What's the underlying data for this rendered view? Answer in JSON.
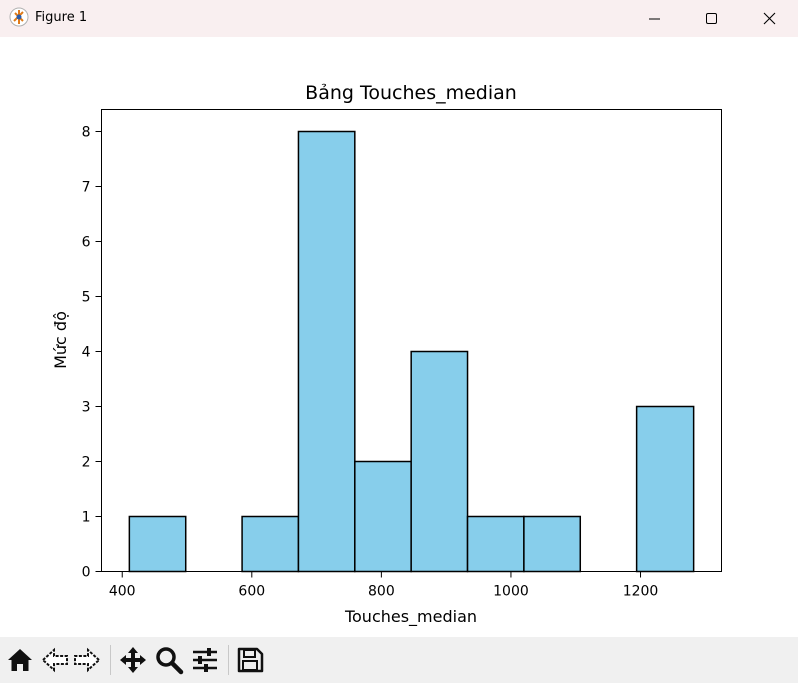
{
  "window": {
    "title": "Figure 1"
  },
  "chart_data": {
    "type": "bar",
    "title": "Bảng Touches_median",
    "xlabel": "Touches_median",
    "ylabel": "Mức độ",
    "bin_edges": [
      411,
      498,
      585,
      672,
      759,
      846,
      933,
      1020,
      1107,
      1194,
      1282
    ],
    "values": [
      1,
      0,
      1,
      8,
      2,
      4,
      1,
      1,
      0,
      3
    ],
    "xlim": [
      368,
      1325
    ],
    "ylim": [
      0,
      8.4
    ],
    "xticks": [
      400,
      600,
      800,
      1000,
      1200
    ],
    "yticks": [
      0,
      1,
      2,
      3,
      4,
      5,
      6,
      7,
      8
    ],
    "bar_color": "#87ceeb",
    "edge_color": "#000000",
    "grid": false
  },
  "toolbar": {
    "buttons": [
      "home-icon",
      "back-icon",
      "forward-icon",
      "pan-icon",
      "zoom-icon",
      "configure-icon",
      "save-icon"
    ]
  }
}
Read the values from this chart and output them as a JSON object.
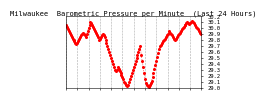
{
  "title": "Milwaukee  Barometric Pressure per Minute  (Last 24 Hours)",
  "line_color": "#FF0000",
  "bg_color": "#FFFFFF",
  "plot_bg_color": "#FFFFFF",
  "grid_color": "#AAAAAA",
  "ylim": [
    29.0,
    30.2
  ],
  "yticks": [
    29.0,
    29.1,
    29.2,
    29.3,
    29.4,
    29.5,
    29.6,
    29.7,
    29.8,
    29.9,
    30.0,
    30.1,
    30.2
  ],
  "ytick_labels": [
    "29.0",
    "29.1",
    "29.2",
    "29.3",
    "29.4",
    "29.5",
    "29.6",
    "29.7",
    "29.8",
    "29.9",
    "30.0",
    "30.1",
    "30.2"
  ],
  "num_points": 144,
  "y_values": [
    30.05,
    30.02,
    29.98,
    29.95,
    29.92,
    29.88,
    29.85,
    29.82,
    29.8,
    29.78,
    29.75,
    29.73,
    29.75,
    29.78,
    29.82,
    29.85,
    29.88,
    29.9,
    29.92,
    29.9,
    29.88,
    29.85,
    29.9,
    29.95,
    30.0,
    30.05,
    30.1,
    30.08,
    30.05,
    30.02,
    29.98,
    29.95,
    29.92,
    29.88,
    29.85,
    29.8,
    29.82,
    29.85,
    29.88,
    29.9,
    29.88,
    29.85,
    29.8,
    29.75,
    29.7,
    29.65,
    29.6,
    29.55,
    29.5,
    29.45,
    29.4,
    29.35,
    29.3,
    29.28,
    29.3,
    29.35,
    29.32,
    29.28,
    29.25,
    29.22,
    29.18,
    29.15,
    29.1,
    29.08,
    29.05,
    29.03,
    29.05,
    29.1,
    29.15,
    29.2,
    29.25,
    29.3,
    29.35,
    29.4,
    29.45,
    29.5,
    29.55,
    29.6,
    29.65,
    29.7,
    29.55,
    29.45,
    29.35,
    29.25,
    29.15,
    29.08,
    29.05,
    29.03,
    29.02,
    29.05,
    29.08,
    29.12,
    29.18,
    29.25,
    29.32,
    29.38,
    29.45,
    29.52,
    29.58,
    29.65,
    29.7,
    29.72,
    29.75,
    29.78,
    29.8,
    29.82,
    29.85,
    29.88,
    29.9,
    29.92,
    29.95,
    29.92,
    29.9,
    29.88,
    29.85,
    29.82,
    29.8,
    29.82,
    29.85,
    29.88,
    29.9,
    29.92,
    29.95,
    29.98,
    30.0,
    30.02,
    30.05,
    30.05,
    30.08,
    30.1,
    30.08,
    30.06,
    30.08,
    30.1,
    30.12,
    30.1,
    30.08,
    30.05,
    30.02,
    30.0,
    29.98,
    29.95,
    29.92,
    29.9
  ],
  "xtick_positions": [
    0,
    12,
    24,
    36,
    48,
    60,
    72,
    84,
    96,
    108,
    120,
    132,
    143
  ],
  "xtick_labels": [
    "",
    "",
    "",
    "",
    "",
    "",
    "",
    "",
    "",
    "",
    "",
    "",
    ""
  ],
  "vgrid_positions": [
    0,
    12,
    24,
    36,
    48,
    60,
    72,
    84,
    96,
    108,
    120,
    132,
    143
  ],
  "title_fontsize": 5,
  "tick_fontsize": 4,
  "marker_size": 1.2,
  "linewidth": 0.5
}
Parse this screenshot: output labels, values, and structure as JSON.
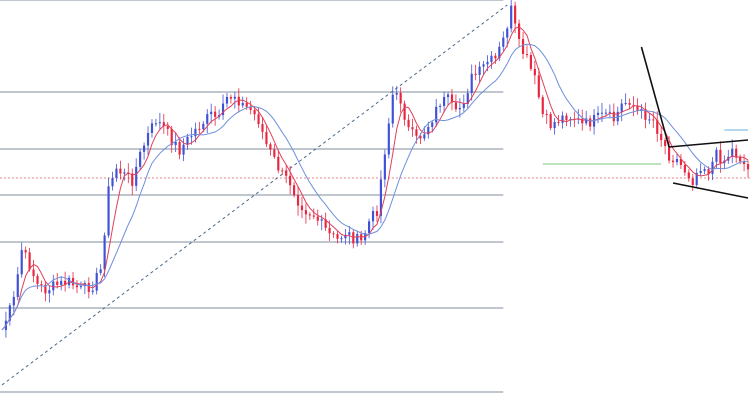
{
  "chart_data": {
    "type": "candlestick",
    "title": "",
    "xlabel": "",
    "ylabel": "",
    "grid": false,
    "legend": "none",
    "ylim": [
      0,
      400
    ],
    "x_count": 190,
    "colors": {
      "bull": "#3f51d6",
      "bear": "#e8263f",
      "ma_fast": "#e0405a",
      "ma_slow": "#6f8fdc",
      "fib_line": "#55677a",
      "diagonal": "#4a6a8a",
      "current_price": "#e06060",
      "support": "#7cc47c",
      "wedge": "#111111",
      "accent": "#66b0e0"
    },
    "anchors": [
      [
        0,
        330
      ],
      [
        3,
        300
      ],
      [
        5,
        250
      ],
      [
        7,
        265
      ],
      [
        9,
        285
      ],
      [
        11,
        290
      ],
      [
        14,
        285
      ],
      [
        17,
        282
      ],
      [
        20,
        290
      ],
      [
        23,
        285
      ],
      [
        25,
        270
      ],
      [
        27,
        190
      ],
      [
        29,
        168
      ],
      [
        31,
        175
      ],
      [
        33,
        180
      ],
      [
        35,
        155
      ],
      [
        37,
        135
      ],
      [
        39,
        120
      ],
      [
        41,
        128
      ],
      [
        43,
        140
      ],
      [
        45,
        150
      ],
      [
        47,
        140
      ],
      [
        49,
        130
      ],
      [
        51,
        122
      ],
      [
        53,
        115
      ],
      [
        55,
        120
      ],
      [
        57,
        98
      ],
      [
        59,
        95
      ],
      [
        61,
        105
      ],
      [
        63,
        110
      ],
      [
        65,
        120
      ],
      [
        67,
        145
      ],
      [
        69,
        160
      ],
      [
        71,
        175
      ],
      [
        73,
        182
      ],
      [
        75,
        200
      ],
      [
        77,
        210
      ],
      [
        79,
        215
      ],
      [
        81,
        225
      ],
      [
        83,
        235
      ],
      [
        85,
        240
      ],
      [
        87,
        232
      ],
      [
        89,
        238
      ],
      [
        91,
        242
      ],
      [
        93,
        222
      ],
      [
        95,
        210
      ],
      [
        97,
        150
      ],
      [
        99,
        95
      ],
      [
        101,
        100
      ],
      [
        103,
        130
      ],
      [
        105,
        140
      ],
      [
        107,
        132
      ],
      [
        109,
        118
      ],
      [
        111,
        102
      ],
      [
        113,
        100
      ],
      [
        115,
        115
      ],
      [
        117,
        100
      ],
      [
        119,
        78
      ],
      [
        121,
        72
      ],
      [
        123,
        62
      ],
      [
        125,
        60
      ],
      [
        127,
        40
      ],
      [
        129,
        10
      ],
      [
        131,
        45
      ],
      [
        133,
        60
      ],
      [
        135,
        80
      ],
      [
        137,
        115
      ],
      [
        139,
        125
      ],
      [
        141,
        120
      ],
      [
        143,
        115
      ],
      [
        145,
        118
      ],
      [
        147,
        125
      ],
      [
        149,
        122
      ],
      [
        151,
        118
      ],
      [
        153,
        115
      ],
      [
        155,
        120
      ],
      [
        157,
        105
      ],
      [
        159,
        100
      ],
      [
        161,
        112
      ],
      [
        163,
        115
      ],
      [
        165,
        120
      ],
      [
        167,
        138
      ],
      [
        169,
        155
      ],
      [
        171,
        160
      ],
      [
        173,
        170
      ],
      [
        175,
        180
      ],
      [
        177,
        165
      ],
      [
        179,
        170
      ],
      [
        181,
        155
      ],
      [
        183,
        160
      ],
      [
        185,
        150
      ],
      [
        187,
        158
      ],
      [
        189,
        170
      ]
    ],
    "fib_levels": [
      {
        "value": 0,
        "x_end": 127
      },
      {
        "value": 92,
        "x_end": 127
      },
      {
        "value": 149,
        "x_end": 127
      },
      {
        "value": 195,
        "x_end": 127
      },
      {
        "value": 242,
        "x_end": 127
      },
      {
        "value": 308,
        "x_end": 127
      },
      {
        "value": 392,
        "x_end": 127
      }
    ],
    "current_price": 178,
    "support_level": {
      "value": 164,
      "x_start": 137,
      "x_end": 167
    },
    "accent_level": {
      "value": 130,
      "x_start": 183,
      "x_end": 189
    },
    "trendline": {
      "x1": 0,
      "y1": 385,
      "x2": 128,
      "y2": 5
    },
    "wedge": [
      {
        "x1": 162,
        "y1": 47,
        "x2": 169,
        "y2": 147
      },
      {
        "x1": 169,
        "y1": 147,
        "x2": 189,
        "y2": 140
      },
      {
        "x1": 170,
        "y1": 183,
        "x2": 189,
        "y2": 198
      }
    ]
  }
}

- - -

■ **Exercise**
What is the number of lines that contain "output"? Reply with that number alone.

■ **Solution for this task**
2